- **The request**:
Identify the lines that contain the string "following", then copy each of them.

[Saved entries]

----------------------------------------

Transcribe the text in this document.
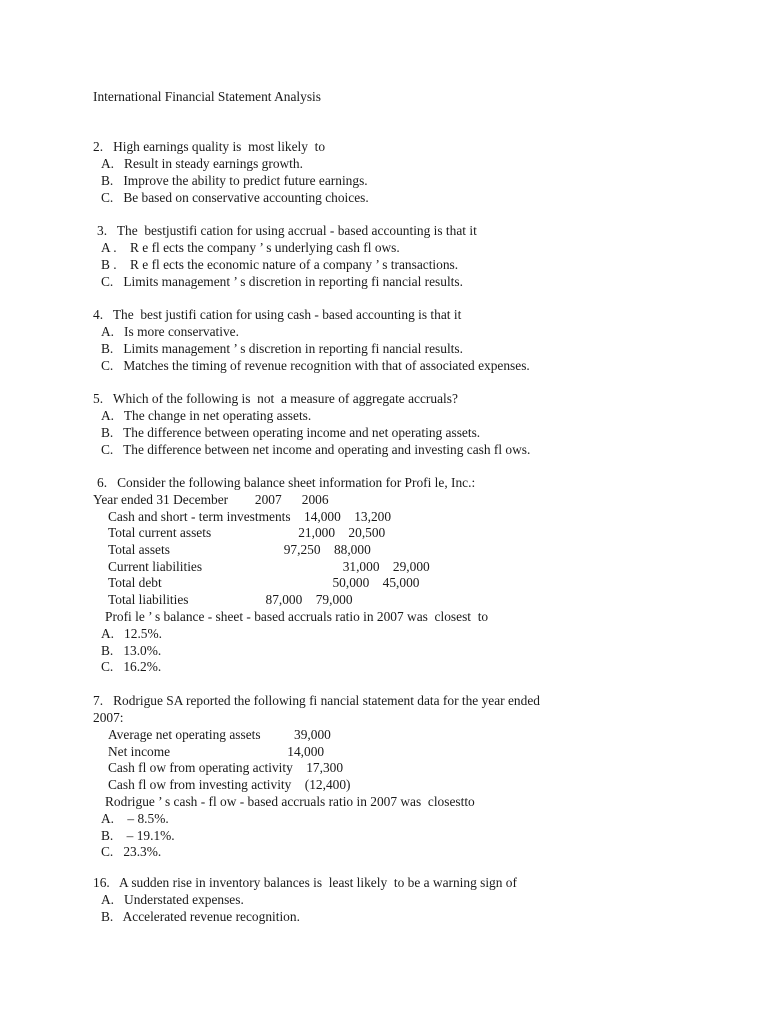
International Financial Statement Analysis
2.   High earnings quality is  most likely  to
A.   Result in steady earnings growth.
B.   Improve the ability to predict future earnings.
C.   Be based on conservative accounting choices.
3.   The  bestjustifi cation for using accrual - based accounting is that it
A .    R e fl ects the company ’ s underlying cash fl ows.
B .    R e fl ects the economic nature of a company ’ s transactions.
C.   Limits management ’ s discretion in reporting fi nancial results.
4.   The  best justifi cation for using cash - based accounting is that it
A.   Is more conservative.
B.   Limits management ’ s discretion in reporting fi nancial results.
C.   Matches the timing of revenue recognition with that of associated expenses.
5.   Which of the following is  not  a measure of aggregate accruals?
A.   The change in net operating assets.
B.   The difference between operating income and net operating assets.
C.   The difference between net income and operating and investing cash fl ows.
6.   Consider the following balance sheet information for Profi le, Inc.:
Year ended 31 December        2007      2006
Cash and short - term investments    14,000    13,200
Total current assets                          21,000    20,500
Total assets                                  97,250    88,000
Current liabilities                                          31,000    29,000
Total debt                                                   50,000    45,000
Total liabilities                       87,000    79,000
Profi le ’ s balance - sheet - based accruals ratio in 2007 was  closest  to
A.   12.5%.
B.   13.0%.
C.   16.2%.
7.   Rodrigue SA reported the following fi nancial statement data for the year ended
2007:
Average net operating assets          39,000
Net income                                   14,000
Cash fl ow from operating activity    17,300
Cash fl ow from investing activity    (12,400)
Rodrigue ’ s cash - fl ow - based accruals ratio in 2007 was  closestto
A.    – 8.5%.
B.    – 19.1%.
C.   23.3%.
16.   A sudden rise in inventory balances is  least likely  to be a warning sign of
A.   Understated expenses.
B.   Accelerated revenue recognition.
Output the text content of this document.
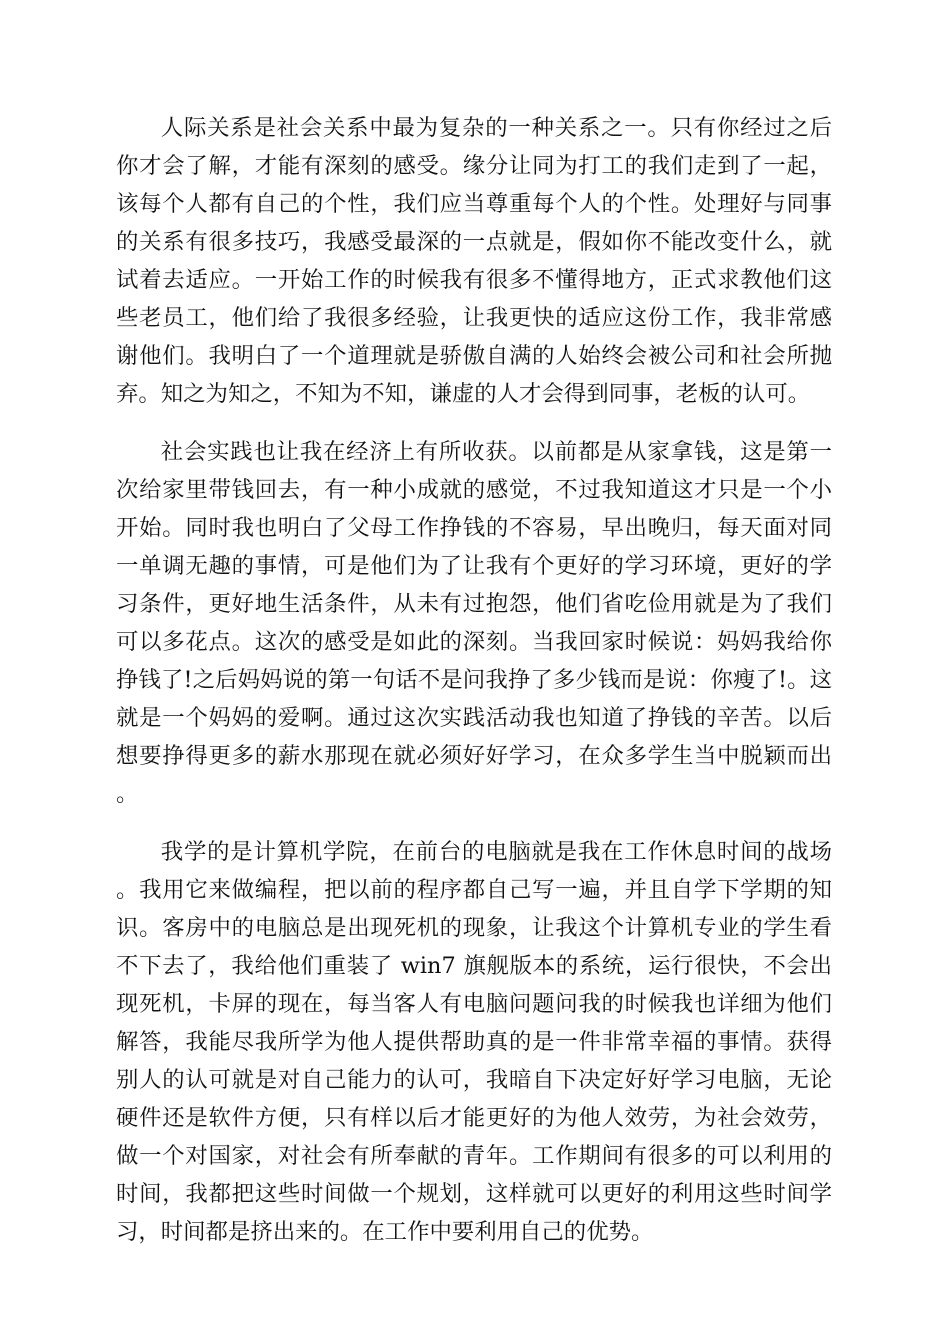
人际关系是社会关系中最为复杂的一种关系之一。只有你经过之后你才会了解，才能有深刻的感受。缘分让同为打工的我们走到了一起，该每个人都有自己的个性，我们应当尊重每个人的个性。处理好与同事的关系有很多技巧，我感受最深的一点就是，假如你不能改变什么，就试着去适应。一开始工作的时候我有很多不懂得地方，正式求教他们这些老员工，他们给了我很多经验，让我更快的适应这份工作，我非常感谢他们。我明白了一个道理就是骄傲自满的人始终会被公司和社会所抛弃。知之为知之，不知为不知，谦虚的人才会得到同事，老板的认可。

社会实践也让我在经济上有所收获。以前都是从家拿钱，这是第一次给家里带钱回去，有一种小成就的感觉，不过我知道这才只是一个小开始。同时我也明白了父母工作挣钱的不容易，早出晚归，每天面对同一单调无趣的事情，可是他们为了让我有个更好的学习环境，更好的学习条件，更好地生活条件，从未有过抱怨，他们省吃俭用就是为了我们可以多花点。这次的感受是如此的深刻。当我回家时候说：妈妈我给你挣钱了!之后妈妈说的第一句话不是问我挣了多少钱而是说：你瘦了!。这就是一个妈妈的爱啊。通过这次实践活动我也知道了挣钱的辛苦。以后想要挣得更多的薪水那现在就必须好好学习，在众多学生当中脱颖而出。

我学的是计算机学院，在前台的电脑就是我在工作休息时间的战场。我用它来做编程，把以前的程序都自己写一遍，并且自学下学期的知识。客房中的电脑总是出现死机的现象，让我这个计算机专业的学生看不下去了，我给他们重装了 win7 旗舰版本的系统，运行很快，不会出现死机，卡屏的现在，每当客人有电脑问题问我的时候我也详细为他们解答，我能尽我所学为他人提供帮助真的是一件非常幸福的事情。获得别人的认可就是对自己能力的认可，我暗自下决定好好学习电脑，无论硬件还是软件方便，只有样以后才能更好的为他人效劳，为社会效劳，做一个对国家，对社会有所奉献的青年。工作期间有很多的可以利用的时间，我都把这些时间做一个规划，这样就可以更好的利用这些时间学习，时间都是挤出来的。在工作中要利用自己的优势。
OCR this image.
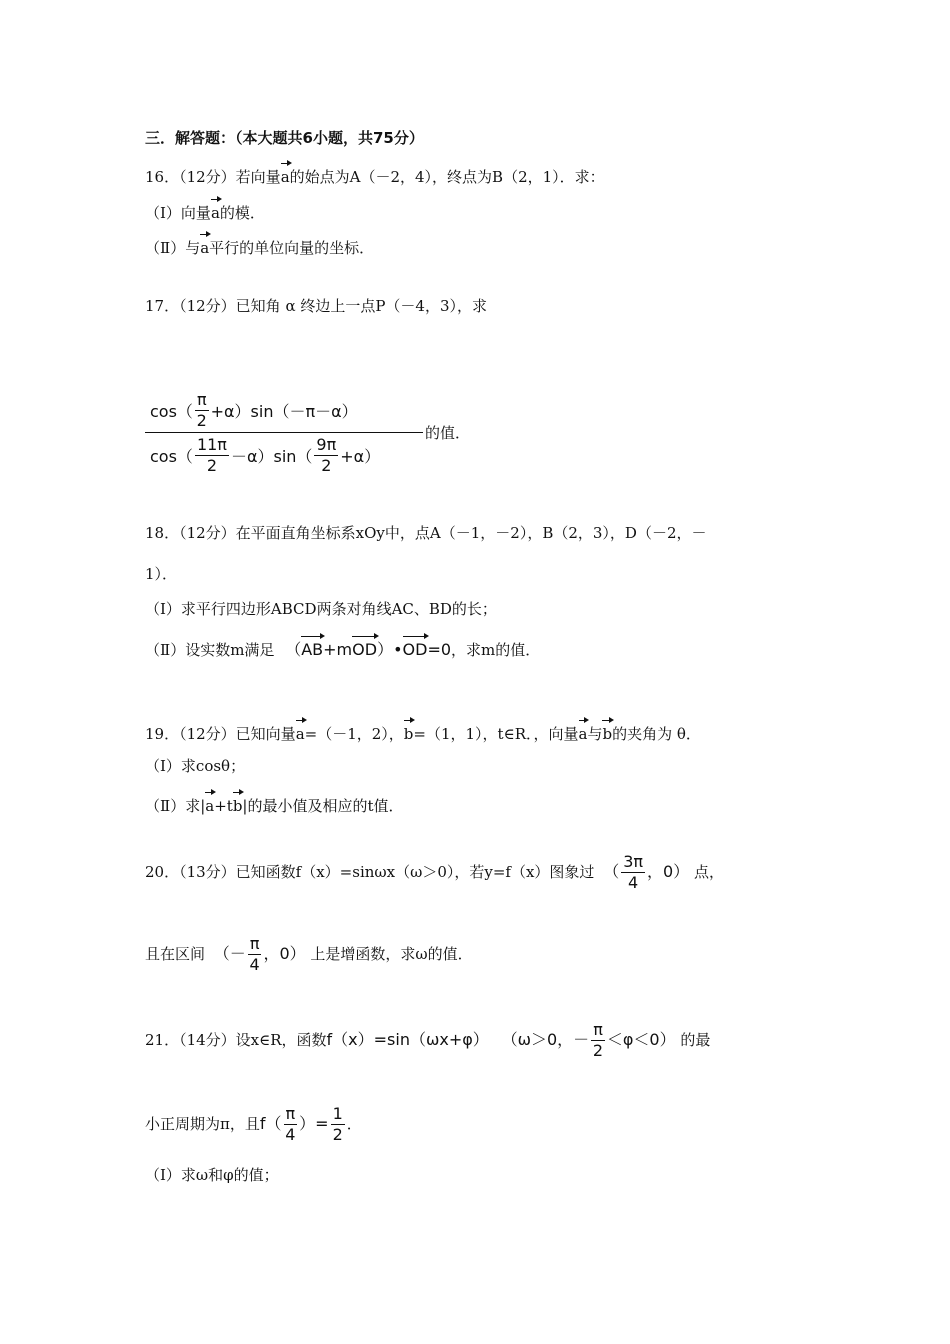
三．解答题：（本大题共6小题，共75分）
16．（12分）若向量a的始点为A（－2，4），终点为B（2，1）．求：
（Ⅰ）向量a的模．
（Ⅱ）与a平行的单位向量的坐标．
17．（12分）已知角 α 终边上一点P（－4，3），求
$\cos( \frac{\pi}{2} +\alpha)\sin(-\pi-\alpha)$
$\cos( \frac{11\pi}{2} -\alpha)\sin( \frac{9\pi}{2} +\alpha)$
的值．
18．（12分）在平面直角坐标系xOy中，点A（－1，－2），B（2，3），D（－2，－
1）．
（Ⅰ）求平行四边形ABCD两条对角线AC、BD的长；
（Ⅱ）设实数m满足 （AB+mOD）•OD=0，求m的值．
19．（12分）已知向量a=（－1，2），b=（1，1），t∈R．，向量a与b的夹角为 θ．
（Ⅰ）求cosθ；
（Ⅱ）求|a+tb|的最小值及相应的t值．
20．（13分）已知函数f（x）=sinωx（ω＞0），若y=f（x）图象过 （ $\frac{3\pi}{4}$ ，0） 点，
且在区间 （－ $\frac{\pi}{4}$ ，0） 上是增函数，求ω的值．
21．（14分）设x∈R，函数f（x）=sin（ωx+φ） （ω＞0，－ $\frac{\pi}{2} <\varphi<0$） 的最
小正周期为π，且$f( \frac{\pi}{4}$ ）= $\frac{1}{2}$ ．
（Ⅰ）求ω和φ的值；
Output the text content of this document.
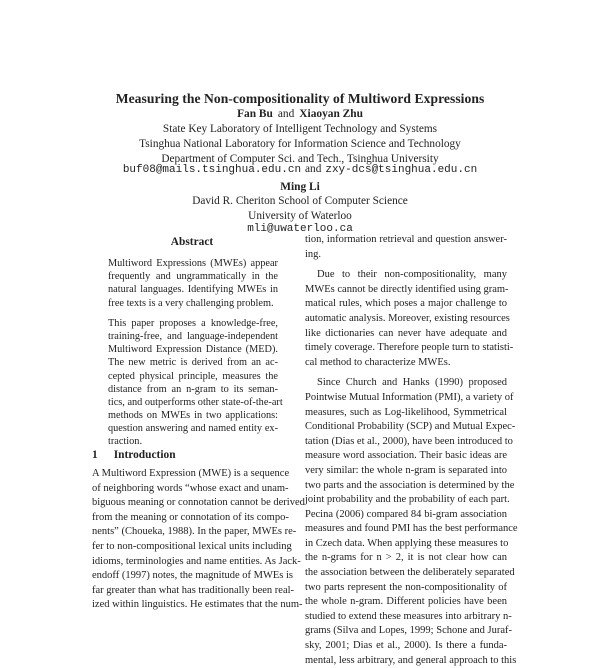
Measuring the Non-compositionality of Multiword Expressions
Fan Bu and Xiaoyan Zhu
State Key Laboratory of Intelligent Technology and Systems
Tsinghua National Laboratory for Information Science and Technology
Department of Computer Sci. and Tech., Tsinghua University
buf08@mails.tsinghua.edu.cn and zxy-dcs@tsinghua.edu.cn
Ming Li
David R. Cheriton School of Computer Science
University of Waterloo
mli@uwaterloo.ca
Abstract
Multiword Expressions (MWEs) appear
frequently and ungrammatically in the
natural languages. Identifying MWEs in
free texts is a very challenging problem.
This paper proposes a knowledge-free,
training-free, and language-independent
Multiword Expression Distance (MED).
The new metric is derived from an ac-
cepted physical principle, measures the
distance from an n-gram to its seman-
tics, and outperforms other state-of-the-art
methods on MWEs in two applications:
question answering and named entity ex-
traction.
1 Introduction
A Multiword Expression (MWE) is a sequence
of neighboring words “whose exact and unam-
biguous meaning or connotation cannot be derived
from the meaning or connotation of its compo-
nents” (Choueka, 1988). In the paper, MWEs re-
fer to non-compositional lexical units including
idioms, terminologies and name entities. As Jack-
endoff (1997) notes, the magnitude of MWEs is
far greater than what has traditionally been real-
ized within linguistics. He estimates that the num-
tion, information retrieval and question answer-
ing.
Due to their non-compositionality, many
MWEs cannot be directly identified using gram-
matical rules, which poses a major challenge to
automatic analysis. Moreover, existing resources
like dictionaries can never have adequate and
timely coverage. Therefore people turn to statisti-
cal method to characterize MWEs.
Since Church and Hanks (1990) proposed
Pointwise Mutual Information (PMI), a variety of
measures, such as Log-likelihood, Symmetrical
Conditional Probability (SCP) and Mutual Expec-
tation (Dias et al., 2000), have been introduced to
measure word association. Their basic ideas are
very similar: the whole n-gram is separated into
two parts and the association is determined by the
joint probability and the probability of each part.
Pecina (2006) compared 84 bi-gram association
measures and found PMI has the best performance
in Czech data. When applying these measures to
the n-grams for n > 2, it is not clear how can
the association between the deliberately separated
two parts represent the non-compositionality of
the whole n-gram. Different policies have been
studied to extend these measures into arbitrary n-
grams (Silva and Lopes, 1999; Schone and Juraf-
sky, 2001; Dias et al., 2000). Is there a funda-
mental, less arbitrary, and general approach to this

----------------------------------------

- **Output below**:
5.   Which of the following is  not  a measure of aggregate accruals?
6.   Consider the following balance sheet information for Profi le, Inc.:
7.   Rodrigue SA reported the following fi nancial statement data for the year ended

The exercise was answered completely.